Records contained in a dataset
/---
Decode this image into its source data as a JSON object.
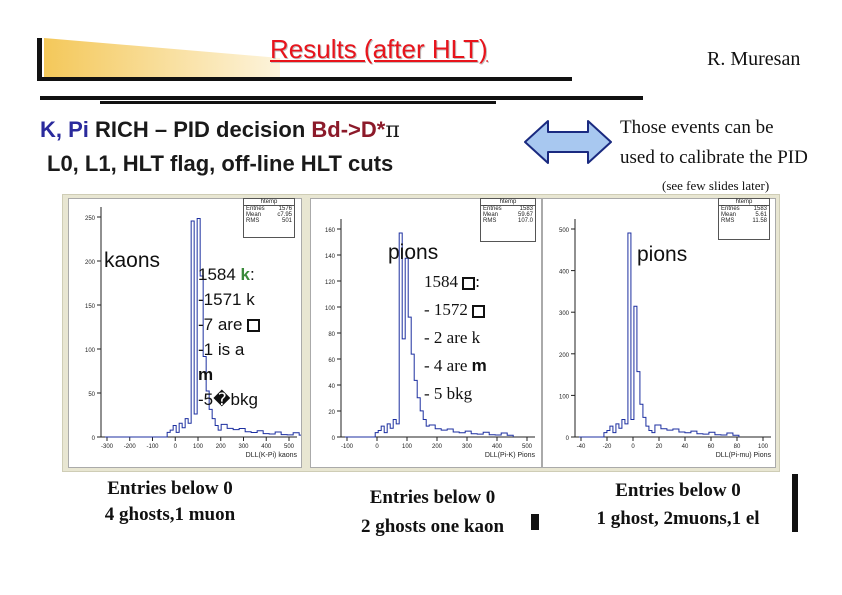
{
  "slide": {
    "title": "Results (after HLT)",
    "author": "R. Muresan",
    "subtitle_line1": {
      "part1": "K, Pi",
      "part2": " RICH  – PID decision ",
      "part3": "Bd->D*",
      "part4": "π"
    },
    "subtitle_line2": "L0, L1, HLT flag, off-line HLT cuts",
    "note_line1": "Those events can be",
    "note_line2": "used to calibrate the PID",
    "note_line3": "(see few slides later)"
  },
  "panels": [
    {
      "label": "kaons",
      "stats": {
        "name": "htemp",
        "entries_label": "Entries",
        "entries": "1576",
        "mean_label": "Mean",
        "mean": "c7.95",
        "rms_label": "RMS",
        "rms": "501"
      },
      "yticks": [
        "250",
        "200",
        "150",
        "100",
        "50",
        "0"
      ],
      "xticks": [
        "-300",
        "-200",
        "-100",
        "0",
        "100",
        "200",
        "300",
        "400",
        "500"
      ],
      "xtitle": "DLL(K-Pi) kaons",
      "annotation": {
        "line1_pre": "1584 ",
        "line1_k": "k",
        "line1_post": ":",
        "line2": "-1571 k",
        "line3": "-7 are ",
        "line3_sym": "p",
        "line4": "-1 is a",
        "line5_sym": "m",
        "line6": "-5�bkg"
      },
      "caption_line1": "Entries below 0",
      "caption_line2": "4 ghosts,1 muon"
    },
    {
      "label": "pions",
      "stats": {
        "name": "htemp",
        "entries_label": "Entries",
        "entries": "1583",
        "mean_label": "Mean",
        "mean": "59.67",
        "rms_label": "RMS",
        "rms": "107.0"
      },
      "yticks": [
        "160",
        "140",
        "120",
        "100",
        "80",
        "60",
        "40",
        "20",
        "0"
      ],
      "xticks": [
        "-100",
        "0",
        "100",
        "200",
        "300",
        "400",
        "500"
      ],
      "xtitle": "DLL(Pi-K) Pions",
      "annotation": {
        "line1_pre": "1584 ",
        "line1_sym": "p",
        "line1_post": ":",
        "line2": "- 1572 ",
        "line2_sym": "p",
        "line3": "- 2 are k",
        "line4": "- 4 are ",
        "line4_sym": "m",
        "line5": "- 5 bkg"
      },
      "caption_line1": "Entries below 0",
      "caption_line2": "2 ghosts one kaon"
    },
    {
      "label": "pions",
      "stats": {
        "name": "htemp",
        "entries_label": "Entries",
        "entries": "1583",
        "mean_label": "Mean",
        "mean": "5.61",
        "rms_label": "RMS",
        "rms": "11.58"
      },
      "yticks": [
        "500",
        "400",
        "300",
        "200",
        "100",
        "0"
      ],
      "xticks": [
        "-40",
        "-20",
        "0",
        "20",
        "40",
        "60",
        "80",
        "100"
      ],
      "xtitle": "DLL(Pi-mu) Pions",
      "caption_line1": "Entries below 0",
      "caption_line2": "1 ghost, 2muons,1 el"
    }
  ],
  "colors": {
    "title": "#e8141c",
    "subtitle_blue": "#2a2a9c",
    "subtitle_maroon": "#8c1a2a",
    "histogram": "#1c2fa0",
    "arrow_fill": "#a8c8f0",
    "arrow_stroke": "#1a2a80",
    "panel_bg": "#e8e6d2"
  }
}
\---
/---
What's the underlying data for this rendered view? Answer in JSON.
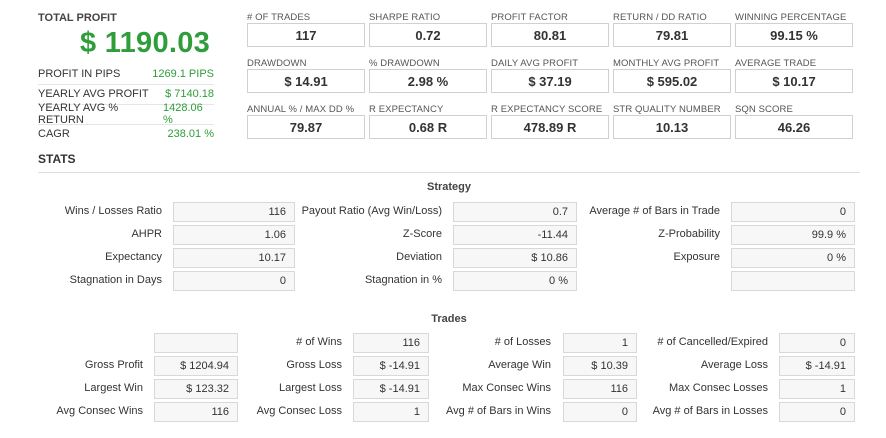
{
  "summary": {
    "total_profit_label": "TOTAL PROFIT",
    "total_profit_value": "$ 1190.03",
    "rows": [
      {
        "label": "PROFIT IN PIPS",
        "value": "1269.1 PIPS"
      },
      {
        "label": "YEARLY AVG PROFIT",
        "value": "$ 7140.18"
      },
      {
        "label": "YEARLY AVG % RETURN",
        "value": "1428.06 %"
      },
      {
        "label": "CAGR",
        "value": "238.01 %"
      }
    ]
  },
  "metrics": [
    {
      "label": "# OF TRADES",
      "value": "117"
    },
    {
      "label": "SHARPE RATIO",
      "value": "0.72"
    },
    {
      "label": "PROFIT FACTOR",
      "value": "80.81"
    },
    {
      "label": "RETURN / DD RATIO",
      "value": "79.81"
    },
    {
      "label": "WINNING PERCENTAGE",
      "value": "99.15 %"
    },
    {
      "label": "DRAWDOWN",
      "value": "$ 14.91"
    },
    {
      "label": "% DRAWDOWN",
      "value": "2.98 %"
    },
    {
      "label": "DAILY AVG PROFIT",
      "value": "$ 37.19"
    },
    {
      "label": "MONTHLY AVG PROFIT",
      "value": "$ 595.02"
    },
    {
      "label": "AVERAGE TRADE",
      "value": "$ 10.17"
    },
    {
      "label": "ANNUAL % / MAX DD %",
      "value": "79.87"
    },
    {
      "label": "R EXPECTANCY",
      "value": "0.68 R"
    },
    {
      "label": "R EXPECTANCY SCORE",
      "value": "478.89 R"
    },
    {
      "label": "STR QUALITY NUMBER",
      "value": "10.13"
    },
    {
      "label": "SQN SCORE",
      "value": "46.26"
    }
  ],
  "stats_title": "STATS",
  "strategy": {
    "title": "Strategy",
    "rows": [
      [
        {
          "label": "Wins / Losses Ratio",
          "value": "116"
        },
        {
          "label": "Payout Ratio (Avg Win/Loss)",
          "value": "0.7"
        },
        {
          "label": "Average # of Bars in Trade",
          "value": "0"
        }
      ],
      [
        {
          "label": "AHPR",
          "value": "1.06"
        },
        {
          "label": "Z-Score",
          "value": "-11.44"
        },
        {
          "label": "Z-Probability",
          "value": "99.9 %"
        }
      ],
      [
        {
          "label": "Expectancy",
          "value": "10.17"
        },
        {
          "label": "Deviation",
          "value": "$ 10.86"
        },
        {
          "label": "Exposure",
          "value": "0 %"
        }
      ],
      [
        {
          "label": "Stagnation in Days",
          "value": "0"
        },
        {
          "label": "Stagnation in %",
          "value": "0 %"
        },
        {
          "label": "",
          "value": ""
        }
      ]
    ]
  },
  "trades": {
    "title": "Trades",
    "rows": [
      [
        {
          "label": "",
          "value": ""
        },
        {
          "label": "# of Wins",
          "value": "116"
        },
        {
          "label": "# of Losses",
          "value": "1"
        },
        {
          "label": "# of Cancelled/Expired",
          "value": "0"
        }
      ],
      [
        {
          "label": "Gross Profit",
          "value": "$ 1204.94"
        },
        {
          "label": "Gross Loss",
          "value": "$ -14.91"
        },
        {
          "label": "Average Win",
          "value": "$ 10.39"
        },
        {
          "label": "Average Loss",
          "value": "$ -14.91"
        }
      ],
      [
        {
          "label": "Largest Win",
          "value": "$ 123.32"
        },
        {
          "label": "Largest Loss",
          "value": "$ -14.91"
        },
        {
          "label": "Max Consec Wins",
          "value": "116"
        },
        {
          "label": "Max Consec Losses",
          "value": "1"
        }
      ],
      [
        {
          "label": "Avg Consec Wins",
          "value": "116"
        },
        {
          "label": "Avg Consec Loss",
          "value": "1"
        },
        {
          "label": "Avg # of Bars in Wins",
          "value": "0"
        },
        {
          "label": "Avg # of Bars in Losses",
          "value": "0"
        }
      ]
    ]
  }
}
\---
/---
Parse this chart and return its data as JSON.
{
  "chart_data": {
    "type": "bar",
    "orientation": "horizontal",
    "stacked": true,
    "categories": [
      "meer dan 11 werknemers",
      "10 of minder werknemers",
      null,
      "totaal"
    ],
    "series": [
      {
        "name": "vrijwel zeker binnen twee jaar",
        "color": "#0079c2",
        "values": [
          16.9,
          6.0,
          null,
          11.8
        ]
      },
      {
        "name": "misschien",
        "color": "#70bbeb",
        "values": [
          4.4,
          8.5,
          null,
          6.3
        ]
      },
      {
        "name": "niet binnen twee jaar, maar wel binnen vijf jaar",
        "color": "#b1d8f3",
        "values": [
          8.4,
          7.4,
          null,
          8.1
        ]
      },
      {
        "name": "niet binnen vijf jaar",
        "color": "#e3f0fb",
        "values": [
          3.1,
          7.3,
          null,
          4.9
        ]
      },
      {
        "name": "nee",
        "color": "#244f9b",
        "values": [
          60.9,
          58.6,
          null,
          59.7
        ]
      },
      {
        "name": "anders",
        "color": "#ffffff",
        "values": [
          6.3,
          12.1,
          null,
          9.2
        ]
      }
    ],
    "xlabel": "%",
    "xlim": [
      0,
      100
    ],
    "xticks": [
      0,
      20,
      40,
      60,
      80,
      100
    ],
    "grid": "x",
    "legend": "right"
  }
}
\---
Collect every line with the string "vijf" from the records, and copy each.

* **COMPLETE RESPONSE**
        "name": "niet binnen twee jaar, maar wel binnen vijf jaar",
        "name": "niet binnen vijf jaar",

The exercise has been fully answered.